**What you should do**
The data below should be printed in full, exactly, and without any of its images.

*** Material

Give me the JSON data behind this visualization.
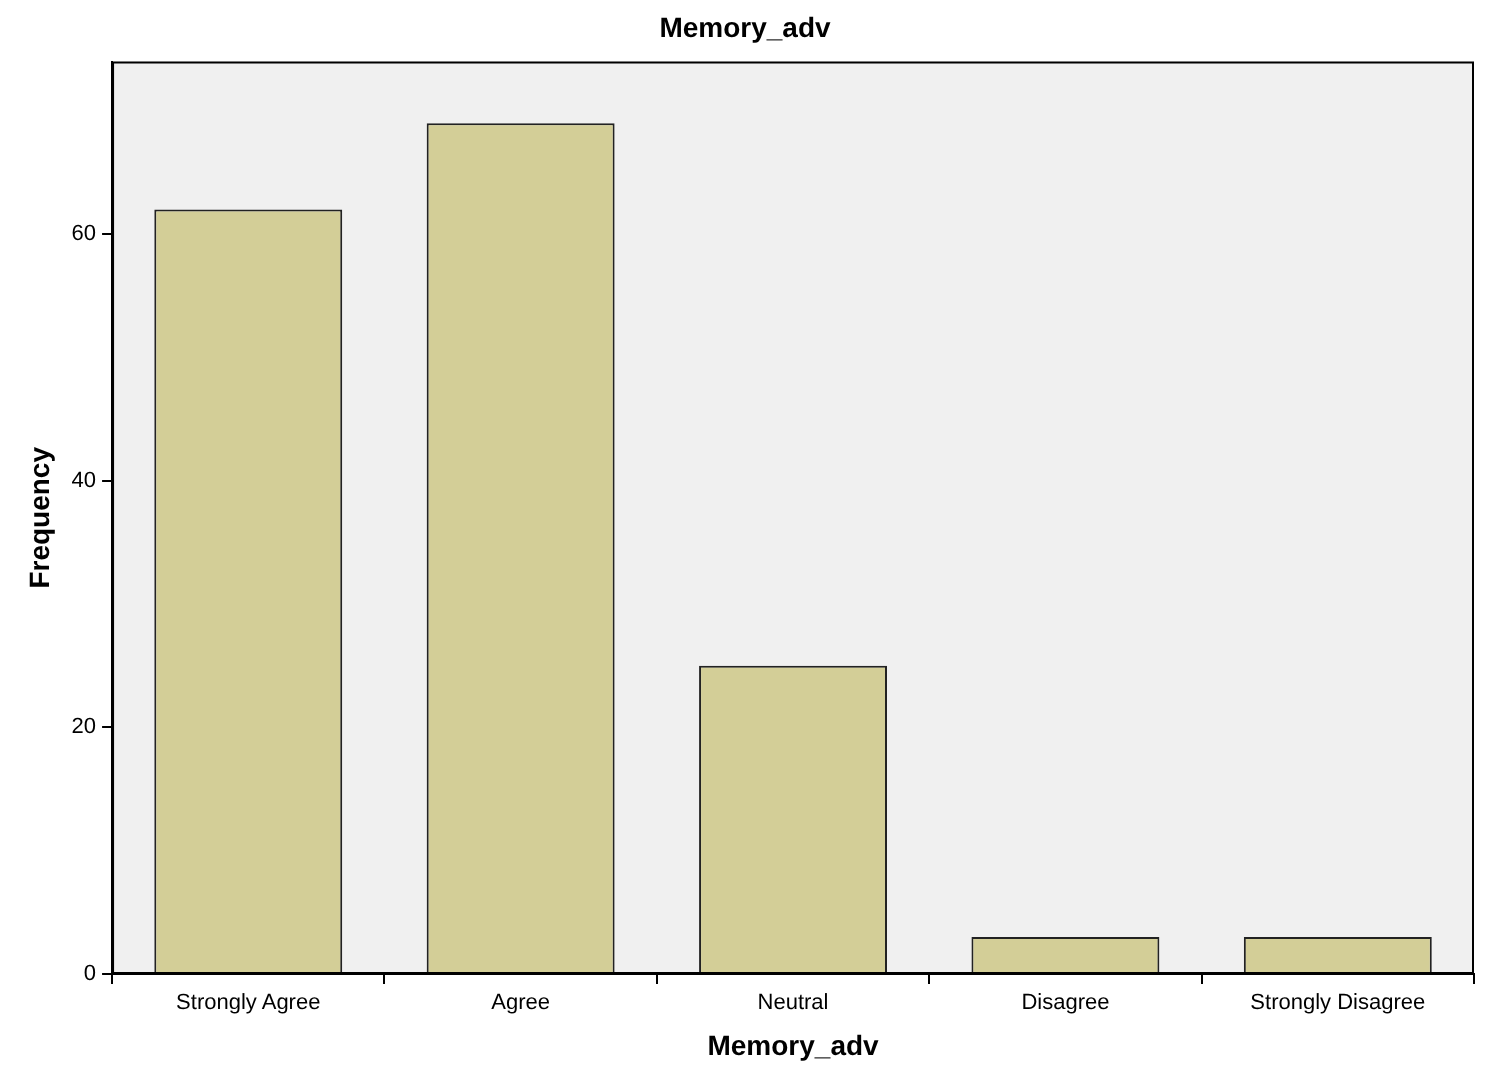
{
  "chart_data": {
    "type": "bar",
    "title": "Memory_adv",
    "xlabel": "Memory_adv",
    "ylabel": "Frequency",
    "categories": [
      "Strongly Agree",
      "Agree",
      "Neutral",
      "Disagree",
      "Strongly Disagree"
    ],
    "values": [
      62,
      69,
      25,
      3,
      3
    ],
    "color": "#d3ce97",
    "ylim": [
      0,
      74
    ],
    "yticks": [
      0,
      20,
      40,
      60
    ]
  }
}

******

**Full answer**
Give me the JSON data behind this visualization.
{
  "chart_data": {
    "type": "bar",
    "title": "Memory_adv",
    "xlabel": "Memory_adv",
    "ylabel": "Frequency",
    "categories": [
      "Strongly Agree",
      "Agree",
      "Neutral",
      "Disagree",
      "Strongly Disagree"
    ],
    "values": [
      62,
      69,
      25,
      3,
      3
    ],
    "color": "#d3ce97",
    "ylim": [
      0,
      74
    ],
    "yticks": [
      0,
      20,
      40,
      60
    ]
  }
}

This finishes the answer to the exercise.